**Data entries:**

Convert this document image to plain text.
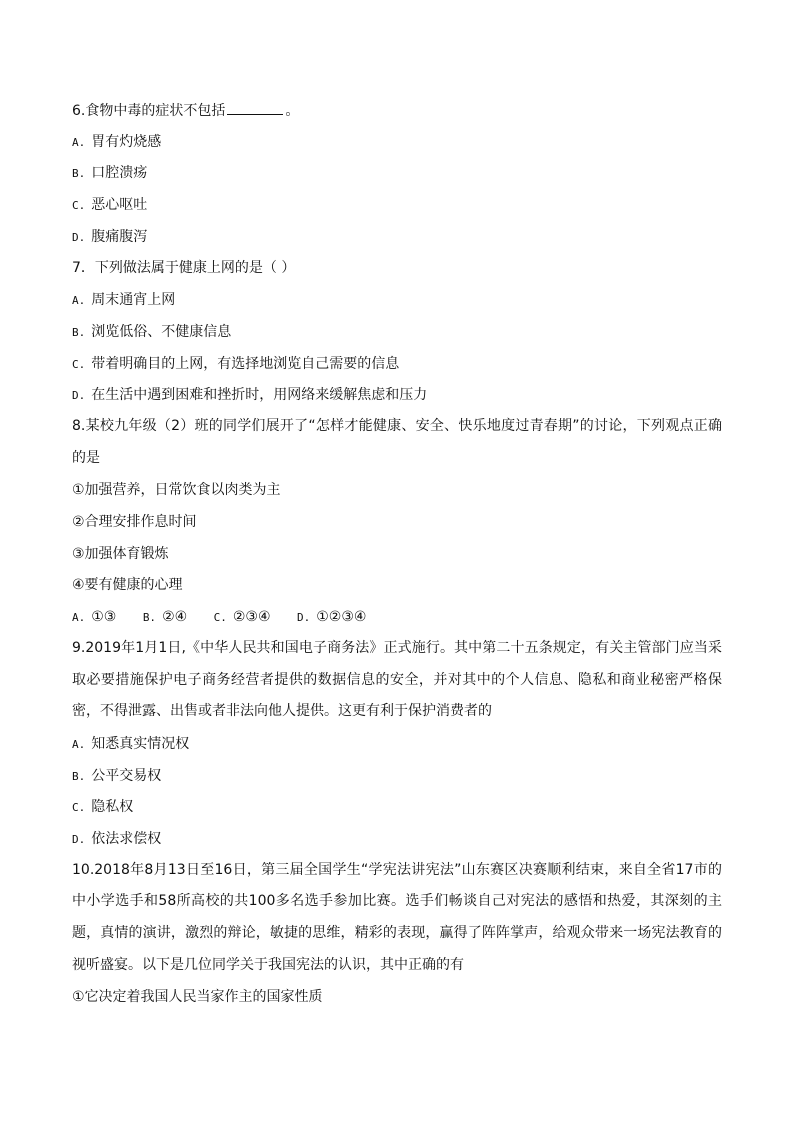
6.食物中毒的症状不包括	。
A. 胃有灼烧感
B. 口腔溃疡
C. 恶心呕吐
D. 腹痛腹泻
7．下列做法属于健康上网的是（ ）
A. 周末通宵上网
B. 浏览低俗、不健康信息
C. 带着明确目的上网，有选择地浏览自己需要的信息
D. 在生活中遇到困难和挫折时，用网络来缓解焦虑和压力
8.某校九年级（2）班的同学们展开了“怎样才能健康、安全、快乐地度过青春期”的讨论，下列观点正确的是
①加强营养，日常饮食以肉类为主
②合理安排作息时间
③加强体育锻炼
④要有健康的心理
A. ①③ B. ②④ C. ②③④ D. ①②③④
9.2019年1月1日,《中华人民共和国电子商务法》正式施行。其中第二十五条规定，有关主管部门应当采取必要措施保护电子商务经营者提供的数据信息的安全，并对其中的个人信息、隐私和商业秘密严格保密，不得泄露、出售或者非法向他人提供。这更有利于保护消费者的
A. 知悉真实情况权
B. 公平交易权
C. 隐私权
D. 依法求偿权
10.2018年8月13日至16日，第三届全国学生“学宪法讲宪法”山东赛区决赛顺利结束，来自全省17市的中小学选手和58所高校的共100多名选手参加比赛。选手们畅谈自己对宪法的感悟和热爱，其深刻的主题，真情的演讲，激烈的辩论，敏捷的思维，精彩的表现，赢得了阵阵掌声，给观众带来一场宪法教育的视听盛宴。以下是几位同学关于我国宪法的认识，其中正确的有
①它决定着我国人民当家作主的国家性质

**Direction:**
Quote the material word for word, dropping any images it holds.

**Task answer:**
Convert this document image to plain text.
6.食物中毒的症状不包括	。
A. 胃有灼烧感
B. 口腔溃疡
C. 恶心呕吐
D. 腹痛腹泻
7．下列做法属于健康上网的是（ ）
A. 周末通宵上网
B. 浏览低俗、不健康信息
C. 带着明确目的上网，有选择地浏览自己需要的信息
D. 在生活中遇到困难和挫折时，用网络来缓解焦虑和压力
8.某校九年级（2）班的同学们展开了“怎样才能健康、安全、快乐地度过青春期”的讨论，下列观点正确的是
①加强营养，日常饮食以肉类为主
②合理安排作息时间
③加强体育锻炼
④要有健康的心理
A. ①③ B. ②④ C. ②③④ D. ①②③④
9.2019年1月1日,《中华人民共和国电子商务法》正式施行。其中第二十五条规定，有关主管部门应当采取必要措施保护电子商务经营者提供的数据信息的安全，并对其中的个人信息、隐私和商业秘密严格保密，不得泄露、出售或者非法向他人提供。这更有利于保护消费者的
A. 知悉真实情况权
B. 公平交易权
C. 隐私权
D. 依法求偿权
10.2018年8月13日至16日，第三届全国学生“学宪法讲宪法”山东赛区决赛顺利结束，来自全省17市的中小学选手和58所高校的共100多名选手参加比赛。选手们畅谈自己对宪法的感悟和热爱，其深刻的主题，真情的演讲，激烈的辩论，敏捷的思维，精彩的表现，赢得了阵阵掌声，给观众带来一场宪法教育的视听盛宴。以下是几位同学关于我国宪法的认识，其中正确的有
①它决定着我国人民当家作主的国家性质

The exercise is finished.